_Listing:_
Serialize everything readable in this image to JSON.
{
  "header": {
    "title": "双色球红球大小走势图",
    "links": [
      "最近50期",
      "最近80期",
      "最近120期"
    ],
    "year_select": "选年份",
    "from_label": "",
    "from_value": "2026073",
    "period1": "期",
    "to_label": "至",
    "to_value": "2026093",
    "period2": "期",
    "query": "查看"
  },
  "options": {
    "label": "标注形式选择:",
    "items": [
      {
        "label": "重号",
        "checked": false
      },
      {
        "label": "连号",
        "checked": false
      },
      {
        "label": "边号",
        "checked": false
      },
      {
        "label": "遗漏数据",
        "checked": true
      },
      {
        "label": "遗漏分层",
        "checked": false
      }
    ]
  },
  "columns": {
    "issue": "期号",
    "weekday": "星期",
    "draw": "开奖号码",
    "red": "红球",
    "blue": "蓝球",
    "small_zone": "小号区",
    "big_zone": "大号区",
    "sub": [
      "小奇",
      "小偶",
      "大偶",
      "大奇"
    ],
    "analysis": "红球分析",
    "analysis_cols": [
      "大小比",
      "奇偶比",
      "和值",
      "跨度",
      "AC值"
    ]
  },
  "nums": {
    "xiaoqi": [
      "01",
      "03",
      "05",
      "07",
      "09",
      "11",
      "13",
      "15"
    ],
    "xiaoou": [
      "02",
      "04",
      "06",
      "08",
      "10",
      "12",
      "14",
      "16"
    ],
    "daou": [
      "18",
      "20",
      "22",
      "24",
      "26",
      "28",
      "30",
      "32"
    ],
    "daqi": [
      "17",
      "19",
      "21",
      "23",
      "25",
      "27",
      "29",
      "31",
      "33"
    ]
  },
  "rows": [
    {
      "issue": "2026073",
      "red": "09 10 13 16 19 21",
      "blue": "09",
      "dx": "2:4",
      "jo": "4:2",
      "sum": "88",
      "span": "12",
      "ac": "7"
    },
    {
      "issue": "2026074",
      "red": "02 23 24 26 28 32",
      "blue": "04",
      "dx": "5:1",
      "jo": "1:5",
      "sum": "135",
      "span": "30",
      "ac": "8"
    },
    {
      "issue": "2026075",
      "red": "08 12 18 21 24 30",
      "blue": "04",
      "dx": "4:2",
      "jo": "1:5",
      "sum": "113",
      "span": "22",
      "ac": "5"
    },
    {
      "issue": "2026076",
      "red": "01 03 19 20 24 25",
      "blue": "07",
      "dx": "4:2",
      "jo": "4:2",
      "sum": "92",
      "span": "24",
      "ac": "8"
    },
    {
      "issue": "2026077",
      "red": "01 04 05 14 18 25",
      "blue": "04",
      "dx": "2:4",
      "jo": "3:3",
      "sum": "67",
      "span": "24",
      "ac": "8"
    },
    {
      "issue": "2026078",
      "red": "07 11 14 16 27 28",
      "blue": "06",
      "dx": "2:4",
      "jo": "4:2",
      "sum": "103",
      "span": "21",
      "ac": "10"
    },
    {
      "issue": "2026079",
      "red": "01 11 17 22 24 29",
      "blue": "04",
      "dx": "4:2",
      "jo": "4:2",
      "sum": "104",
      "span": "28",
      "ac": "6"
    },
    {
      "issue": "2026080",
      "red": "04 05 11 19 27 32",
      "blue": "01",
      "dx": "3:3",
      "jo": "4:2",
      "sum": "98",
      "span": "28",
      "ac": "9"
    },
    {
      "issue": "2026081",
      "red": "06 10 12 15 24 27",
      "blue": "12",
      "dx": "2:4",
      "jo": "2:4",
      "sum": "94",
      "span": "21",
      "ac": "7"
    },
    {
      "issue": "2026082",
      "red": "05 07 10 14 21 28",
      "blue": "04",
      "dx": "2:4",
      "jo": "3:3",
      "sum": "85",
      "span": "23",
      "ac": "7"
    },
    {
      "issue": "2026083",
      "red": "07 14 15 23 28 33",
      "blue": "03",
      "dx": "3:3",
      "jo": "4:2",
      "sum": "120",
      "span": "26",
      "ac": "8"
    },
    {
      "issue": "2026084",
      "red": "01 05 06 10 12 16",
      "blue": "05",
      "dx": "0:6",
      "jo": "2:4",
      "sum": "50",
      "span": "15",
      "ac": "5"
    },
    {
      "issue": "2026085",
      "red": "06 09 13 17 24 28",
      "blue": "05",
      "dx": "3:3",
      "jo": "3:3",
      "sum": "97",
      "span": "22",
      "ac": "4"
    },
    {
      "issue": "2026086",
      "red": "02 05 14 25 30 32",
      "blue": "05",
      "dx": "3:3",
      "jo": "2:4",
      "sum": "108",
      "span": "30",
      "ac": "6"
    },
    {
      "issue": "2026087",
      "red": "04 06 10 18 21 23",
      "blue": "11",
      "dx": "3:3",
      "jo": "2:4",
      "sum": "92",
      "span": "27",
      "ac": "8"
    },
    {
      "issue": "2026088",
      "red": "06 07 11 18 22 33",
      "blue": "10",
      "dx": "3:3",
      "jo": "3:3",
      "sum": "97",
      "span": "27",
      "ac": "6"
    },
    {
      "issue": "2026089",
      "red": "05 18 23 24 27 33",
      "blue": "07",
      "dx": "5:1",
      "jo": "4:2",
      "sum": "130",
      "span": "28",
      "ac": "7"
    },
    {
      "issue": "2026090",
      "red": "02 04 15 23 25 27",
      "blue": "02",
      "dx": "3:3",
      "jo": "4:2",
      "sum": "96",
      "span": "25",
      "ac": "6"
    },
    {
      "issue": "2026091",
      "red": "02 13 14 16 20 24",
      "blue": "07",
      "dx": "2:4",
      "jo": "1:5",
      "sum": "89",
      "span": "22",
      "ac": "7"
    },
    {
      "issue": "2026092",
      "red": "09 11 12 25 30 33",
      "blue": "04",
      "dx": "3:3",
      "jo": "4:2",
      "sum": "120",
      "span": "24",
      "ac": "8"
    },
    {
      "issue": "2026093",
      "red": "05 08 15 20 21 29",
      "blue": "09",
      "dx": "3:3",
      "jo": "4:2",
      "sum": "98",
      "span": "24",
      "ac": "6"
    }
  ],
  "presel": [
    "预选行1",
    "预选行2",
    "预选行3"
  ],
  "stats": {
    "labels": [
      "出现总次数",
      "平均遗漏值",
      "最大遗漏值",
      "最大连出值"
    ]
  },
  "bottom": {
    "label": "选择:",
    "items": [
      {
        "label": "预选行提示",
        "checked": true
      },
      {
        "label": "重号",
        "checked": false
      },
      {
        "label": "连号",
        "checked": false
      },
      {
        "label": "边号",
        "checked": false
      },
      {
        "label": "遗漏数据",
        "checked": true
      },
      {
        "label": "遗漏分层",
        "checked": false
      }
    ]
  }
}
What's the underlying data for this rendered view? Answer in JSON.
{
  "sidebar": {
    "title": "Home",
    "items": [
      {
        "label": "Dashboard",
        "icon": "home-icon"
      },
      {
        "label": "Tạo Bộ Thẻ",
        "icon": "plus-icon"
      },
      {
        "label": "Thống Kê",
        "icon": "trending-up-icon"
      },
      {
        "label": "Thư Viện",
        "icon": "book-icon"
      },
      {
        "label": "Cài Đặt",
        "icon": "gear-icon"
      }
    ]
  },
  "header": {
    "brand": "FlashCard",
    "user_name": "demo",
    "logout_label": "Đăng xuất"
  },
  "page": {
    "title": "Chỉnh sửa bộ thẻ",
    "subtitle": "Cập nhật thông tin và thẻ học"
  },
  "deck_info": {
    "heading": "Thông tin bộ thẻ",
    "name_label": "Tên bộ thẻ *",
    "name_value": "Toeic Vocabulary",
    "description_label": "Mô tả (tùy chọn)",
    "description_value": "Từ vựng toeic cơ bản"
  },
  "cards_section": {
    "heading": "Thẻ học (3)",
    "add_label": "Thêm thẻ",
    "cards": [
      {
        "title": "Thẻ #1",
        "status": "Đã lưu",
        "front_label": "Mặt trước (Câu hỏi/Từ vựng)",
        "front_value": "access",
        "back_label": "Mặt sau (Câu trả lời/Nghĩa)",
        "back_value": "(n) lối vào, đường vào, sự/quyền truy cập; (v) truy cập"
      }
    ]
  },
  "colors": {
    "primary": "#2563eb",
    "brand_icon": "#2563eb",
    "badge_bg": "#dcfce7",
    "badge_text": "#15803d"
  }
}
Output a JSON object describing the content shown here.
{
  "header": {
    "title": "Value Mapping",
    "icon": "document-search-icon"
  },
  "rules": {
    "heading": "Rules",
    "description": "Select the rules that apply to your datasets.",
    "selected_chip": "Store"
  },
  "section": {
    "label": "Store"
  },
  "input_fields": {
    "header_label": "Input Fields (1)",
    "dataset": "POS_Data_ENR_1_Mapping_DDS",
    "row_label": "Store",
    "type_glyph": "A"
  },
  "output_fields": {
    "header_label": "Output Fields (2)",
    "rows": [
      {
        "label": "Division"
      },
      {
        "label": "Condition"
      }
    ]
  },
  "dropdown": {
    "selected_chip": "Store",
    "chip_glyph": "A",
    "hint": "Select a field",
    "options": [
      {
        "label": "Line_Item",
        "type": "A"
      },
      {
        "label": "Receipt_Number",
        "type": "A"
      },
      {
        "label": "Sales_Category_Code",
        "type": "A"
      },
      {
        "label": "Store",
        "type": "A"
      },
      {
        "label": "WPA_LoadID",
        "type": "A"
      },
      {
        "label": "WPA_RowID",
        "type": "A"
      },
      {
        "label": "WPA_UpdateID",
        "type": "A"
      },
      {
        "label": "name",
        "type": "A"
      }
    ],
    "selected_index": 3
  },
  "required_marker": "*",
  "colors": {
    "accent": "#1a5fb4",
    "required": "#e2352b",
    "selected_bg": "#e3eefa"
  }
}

_Task to complete:_ Say how many lines of the data hold the string "vựng". Reply with the number alone.

_The completed task:_ 2